-- Start of WORKING DATA --

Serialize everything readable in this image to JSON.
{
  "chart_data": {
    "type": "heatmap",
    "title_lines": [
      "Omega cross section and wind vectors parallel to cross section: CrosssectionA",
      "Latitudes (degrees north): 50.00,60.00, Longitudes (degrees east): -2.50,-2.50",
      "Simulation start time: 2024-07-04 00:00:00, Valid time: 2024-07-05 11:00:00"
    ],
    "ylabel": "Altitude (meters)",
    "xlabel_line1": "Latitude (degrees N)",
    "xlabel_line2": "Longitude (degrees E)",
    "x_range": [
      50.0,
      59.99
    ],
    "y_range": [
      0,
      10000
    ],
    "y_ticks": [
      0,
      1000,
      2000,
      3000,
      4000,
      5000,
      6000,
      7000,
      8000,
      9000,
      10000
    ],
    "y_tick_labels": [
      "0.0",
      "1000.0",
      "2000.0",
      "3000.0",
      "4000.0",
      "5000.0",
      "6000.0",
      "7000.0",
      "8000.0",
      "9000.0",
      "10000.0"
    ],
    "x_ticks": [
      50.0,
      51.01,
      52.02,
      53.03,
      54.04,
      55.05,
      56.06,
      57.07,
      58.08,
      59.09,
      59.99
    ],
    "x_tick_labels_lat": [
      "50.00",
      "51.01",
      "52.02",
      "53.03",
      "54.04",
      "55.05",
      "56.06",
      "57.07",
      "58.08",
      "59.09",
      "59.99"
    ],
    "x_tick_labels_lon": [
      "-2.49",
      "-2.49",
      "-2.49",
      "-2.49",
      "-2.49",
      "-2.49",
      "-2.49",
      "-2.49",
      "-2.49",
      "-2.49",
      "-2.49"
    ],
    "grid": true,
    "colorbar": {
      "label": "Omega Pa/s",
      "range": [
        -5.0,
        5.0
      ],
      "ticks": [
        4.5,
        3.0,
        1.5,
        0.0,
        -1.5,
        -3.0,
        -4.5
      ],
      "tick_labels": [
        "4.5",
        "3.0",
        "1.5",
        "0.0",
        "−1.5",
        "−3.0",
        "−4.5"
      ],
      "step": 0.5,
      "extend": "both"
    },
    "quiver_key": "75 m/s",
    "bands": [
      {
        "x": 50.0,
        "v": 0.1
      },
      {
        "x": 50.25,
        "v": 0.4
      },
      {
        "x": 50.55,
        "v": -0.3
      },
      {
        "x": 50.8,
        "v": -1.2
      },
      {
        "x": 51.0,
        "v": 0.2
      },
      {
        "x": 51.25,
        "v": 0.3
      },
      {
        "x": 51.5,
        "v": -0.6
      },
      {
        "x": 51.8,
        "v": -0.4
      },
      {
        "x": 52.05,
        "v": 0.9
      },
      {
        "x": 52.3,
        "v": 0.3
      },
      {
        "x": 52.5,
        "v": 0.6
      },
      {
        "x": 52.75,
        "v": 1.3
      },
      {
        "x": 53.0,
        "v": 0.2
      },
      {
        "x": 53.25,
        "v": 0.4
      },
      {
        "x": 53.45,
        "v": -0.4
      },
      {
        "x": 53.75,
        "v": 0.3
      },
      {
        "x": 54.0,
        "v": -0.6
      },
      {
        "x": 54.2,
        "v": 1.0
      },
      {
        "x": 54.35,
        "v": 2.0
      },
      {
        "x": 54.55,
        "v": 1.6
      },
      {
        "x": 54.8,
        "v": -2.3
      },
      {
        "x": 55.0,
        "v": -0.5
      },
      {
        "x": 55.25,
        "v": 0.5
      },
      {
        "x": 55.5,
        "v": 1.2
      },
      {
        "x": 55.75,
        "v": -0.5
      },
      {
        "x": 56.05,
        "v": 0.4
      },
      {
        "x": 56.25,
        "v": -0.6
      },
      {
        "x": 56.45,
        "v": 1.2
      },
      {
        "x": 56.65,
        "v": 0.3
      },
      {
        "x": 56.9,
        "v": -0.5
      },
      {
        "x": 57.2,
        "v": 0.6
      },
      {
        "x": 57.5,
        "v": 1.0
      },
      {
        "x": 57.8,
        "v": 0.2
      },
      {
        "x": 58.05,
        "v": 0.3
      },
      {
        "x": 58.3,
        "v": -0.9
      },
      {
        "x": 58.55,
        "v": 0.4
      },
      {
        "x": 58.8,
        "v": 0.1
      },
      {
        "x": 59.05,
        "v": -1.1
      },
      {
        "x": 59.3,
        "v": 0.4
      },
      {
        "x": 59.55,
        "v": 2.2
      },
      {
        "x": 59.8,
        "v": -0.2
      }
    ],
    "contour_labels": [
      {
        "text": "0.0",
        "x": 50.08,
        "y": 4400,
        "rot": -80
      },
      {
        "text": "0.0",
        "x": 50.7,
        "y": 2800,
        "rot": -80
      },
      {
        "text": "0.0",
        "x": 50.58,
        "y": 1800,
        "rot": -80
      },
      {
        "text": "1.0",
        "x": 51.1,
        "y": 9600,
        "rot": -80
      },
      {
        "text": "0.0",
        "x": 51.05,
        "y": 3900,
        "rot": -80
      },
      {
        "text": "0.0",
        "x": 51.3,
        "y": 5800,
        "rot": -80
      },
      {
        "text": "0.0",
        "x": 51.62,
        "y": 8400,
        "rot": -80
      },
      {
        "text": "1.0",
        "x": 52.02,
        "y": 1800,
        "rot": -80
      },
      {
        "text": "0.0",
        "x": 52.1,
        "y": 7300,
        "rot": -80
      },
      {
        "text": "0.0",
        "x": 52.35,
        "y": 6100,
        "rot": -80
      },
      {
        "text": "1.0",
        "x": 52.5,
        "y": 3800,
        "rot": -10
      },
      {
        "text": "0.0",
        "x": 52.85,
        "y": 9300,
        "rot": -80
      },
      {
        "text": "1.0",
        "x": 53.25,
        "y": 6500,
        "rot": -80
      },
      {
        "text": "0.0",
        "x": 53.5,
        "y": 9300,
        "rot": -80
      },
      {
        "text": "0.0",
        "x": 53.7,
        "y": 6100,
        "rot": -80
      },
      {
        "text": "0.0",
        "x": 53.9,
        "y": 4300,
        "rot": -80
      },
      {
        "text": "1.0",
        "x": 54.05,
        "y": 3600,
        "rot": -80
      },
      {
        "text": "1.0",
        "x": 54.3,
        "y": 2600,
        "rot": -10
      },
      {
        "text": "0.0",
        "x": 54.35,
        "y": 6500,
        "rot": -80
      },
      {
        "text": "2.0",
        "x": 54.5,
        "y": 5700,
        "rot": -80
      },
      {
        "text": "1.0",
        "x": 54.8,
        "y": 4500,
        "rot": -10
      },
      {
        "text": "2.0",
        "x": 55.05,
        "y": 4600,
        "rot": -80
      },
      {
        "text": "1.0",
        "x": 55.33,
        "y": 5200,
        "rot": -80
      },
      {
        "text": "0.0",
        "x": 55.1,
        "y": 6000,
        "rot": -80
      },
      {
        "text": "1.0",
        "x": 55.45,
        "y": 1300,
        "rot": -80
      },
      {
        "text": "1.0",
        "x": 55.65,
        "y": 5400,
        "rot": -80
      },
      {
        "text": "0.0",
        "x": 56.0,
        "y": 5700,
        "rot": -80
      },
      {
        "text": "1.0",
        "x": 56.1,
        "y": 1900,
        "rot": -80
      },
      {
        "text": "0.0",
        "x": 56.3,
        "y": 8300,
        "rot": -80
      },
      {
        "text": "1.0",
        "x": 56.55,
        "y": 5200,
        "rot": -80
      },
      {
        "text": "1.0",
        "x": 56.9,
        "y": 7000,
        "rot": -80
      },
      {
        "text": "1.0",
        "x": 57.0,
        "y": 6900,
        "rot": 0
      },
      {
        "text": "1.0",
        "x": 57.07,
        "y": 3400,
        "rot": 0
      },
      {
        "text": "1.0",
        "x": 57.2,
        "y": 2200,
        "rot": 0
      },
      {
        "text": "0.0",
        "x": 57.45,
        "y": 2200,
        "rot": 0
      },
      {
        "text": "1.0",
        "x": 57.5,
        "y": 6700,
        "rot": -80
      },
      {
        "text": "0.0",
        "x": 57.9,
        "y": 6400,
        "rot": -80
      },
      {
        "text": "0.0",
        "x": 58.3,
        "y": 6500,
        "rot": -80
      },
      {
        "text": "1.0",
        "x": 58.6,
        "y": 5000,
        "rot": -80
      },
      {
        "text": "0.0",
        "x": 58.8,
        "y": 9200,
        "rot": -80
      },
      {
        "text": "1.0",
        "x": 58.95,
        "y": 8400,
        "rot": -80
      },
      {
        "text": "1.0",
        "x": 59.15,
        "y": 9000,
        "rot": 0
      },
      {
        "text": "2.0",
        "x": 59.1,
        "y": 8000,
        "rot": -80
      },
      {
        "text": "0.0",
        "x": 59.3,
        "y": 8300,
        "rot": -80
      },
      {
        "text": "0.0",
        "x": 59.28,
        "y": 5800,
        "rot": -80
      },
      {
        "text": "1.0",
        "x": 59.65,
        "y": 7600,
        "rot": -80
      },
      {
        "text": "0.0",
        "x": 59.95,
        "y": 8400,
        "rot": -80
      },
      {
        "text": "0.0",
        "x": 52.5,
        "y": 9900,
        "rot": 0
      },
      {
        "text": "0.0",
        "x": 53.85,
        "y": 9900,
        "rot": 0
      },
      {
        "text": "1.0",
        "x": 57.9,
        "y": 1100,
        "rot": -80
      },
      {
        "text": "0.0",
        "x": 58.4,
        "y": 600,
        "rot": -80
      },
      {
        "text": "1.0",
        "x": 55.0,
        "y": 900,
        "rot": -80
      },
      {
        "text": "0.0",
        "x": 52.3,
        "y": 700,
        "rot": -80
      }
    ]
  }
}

-- End of WORKING DATA --

#### WHAT IS NEEDED:
Among the lines of the material, find those that hold the word "degrees" and copy them.

#### CORRECT RESPONSE:
      "Latitudes (degrees north): 50.00,60.00, Longitudes (degrees east): -2.50,-2.50",
    "xlabel_line1": "Latitude (degrees N)",
    "xlabel_line2": "Longitude (degrees E)",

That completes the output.